Aim of the task: Wherever the word "Transition" turns up in a line of the entries, copy that line.

Excerpted data:

***

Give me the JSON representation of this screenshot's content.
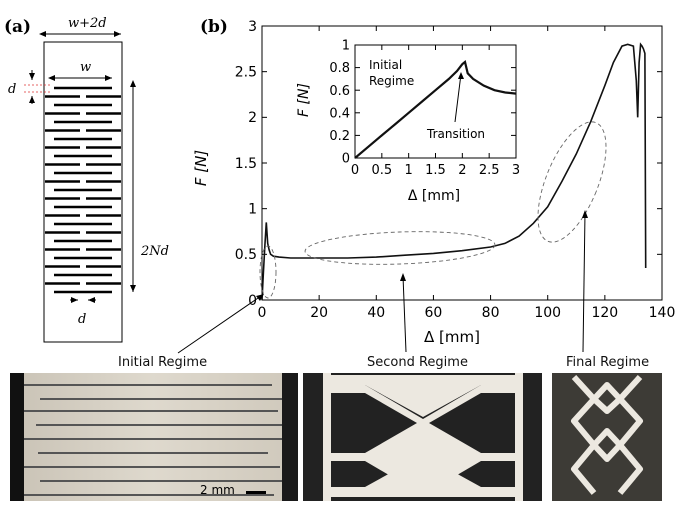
{
  "panels": {
    "a_label": "(a)",
    "b_label": "(b)"
  },
  "schematic": {
    "outer_width_label": "w+2d",
    "slit_width_label": "w",
    "gap_label_top": "d",
    "length_label": "2Nd",
    "gap_label_bottom": "d"
  },
  "chart_data": [
    {
      "type": "line",
      "title": "",
      "xlabel": "Δ [mm]",
      "ylabel": "F [N]",
      "xlim": [
        0,
        140
      ],
      "ylim": [
        0,
        3
      ],
      "xticks": [
        0,
        20,
        40,
        60,
        80,
        100,
        120,
        140
      ],
      "yticks": [
        0,
        0.5,
        1,
        1.5,
        2,
        2.5,
        3
      ],
      "xtick_labels": [
        "0",
        "20",
        "40",
        "60",
        "80",
        "100",
        "120",
        "140"
      ],
      "ytick_labels": [
        "0",
        "0.5",
        "1",
        "1.5",
        "2",
        "2.5",
        "3"
      ],
      "grid": false,
      "series": [
        {
          "x": [
            0,
            0.5,
            1,
            1.5,
            2,
            2.5,
            3,
            4,
            6,
            10,
            15,
            20,
            30,
            40,
            50,
            60,
            70,
            80,
            85,
            90,
            95,
            100,
            105,
            110,
            115,
            120,
            123,
            126,
            128,
            130,
            131,
            131.5,
            132,
            132.5,
            133,
            133.5,
            134,
            134.3
          ],
          "y": [
            0,
            0.3,
            0.6,
            0.85,
            0.62,
            0.55,
            0.5,
            0.48,
            0.47,
            0.46,
            0.46,
            0.46,
            0.46,
            0.47,
            0.49,
            0.51,
            0.54,
            0.58,
            0.62,
            0.7,
            0.84,
            1.02,
            1.3,
            1.6,
            1.95,
            2.35,
            2.6,
            2.78,
            2.8,
            2.78,
            2.4,
            2.0,
            2.6,
            2.8,
            2.78,
            2.75,
            2.7,
            0.35
          ]
        }
      ],
      "annotations": [
        "Initial Regime",
        "Second Regime",
        "Final Regime"
      ]
    },
    {
      "type": "line",
      "title": "",
      "xlabel": "Δ [mm]",
      "ylabel": "F [N]",
      "xlim": [
        0,
        3
      ],
      "ylim": [
        0,
        1
      ],
      "xticks": [
        0,
        0.5,
        1,
        1.5,
        2,
        2.5,
        3
      ],
      "yticks": [
        0,
        0.2,
        0.4,
        0.6,
        0.8,
        1
      ],
      "xtick_labels": [
        "0",
        "0.5",
        "1",
        "1.5",
        "2",
        "2.5",
        "3"
      ],
      "ytick_labels": [
        "0",
        "0.2",
        "0.4",
        "0.6",
        "0.8",
        "1"
      ],
      "grid": false,
      "series": [
        {
          "x": [
            0,
            0.25,
            0.5,
            0.75,
            1.0,
            1.25,
            1.5,
            1.75,
            1.9,
            2.0,
            2.05,
            2.1,
            2.2,
            2.4,
            2.6,
            2.8,
            3.0
          ],
          "y": [
            0,
            0.1,
            0.2,
            0.3,
            0.4,
            0.5,
            0.6,
            0.7,
            0.77,
            0.83,
            0.85,
            0.75,
            0.7,
            0.64,
            0.6,
            0.58,
            0.57
          ]
        }
      ],
      "annotations": [
        "Initial Regime",
        "Transition"
      ]
    }
  ],
  "regimes": {
    "initial": "Initial Regime",
    "second": "Second Regime",
    "final": "Final Regime"
  },
  "inset": {
    "initial_line1": "Initial",
    "initial_line2": "Regime",
    "transition": "Transition"
  },
  "scale_bar": {
    "label": "2 mm"
  }
}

***

Full solution:
        "Transition"
    "transition": "Transition"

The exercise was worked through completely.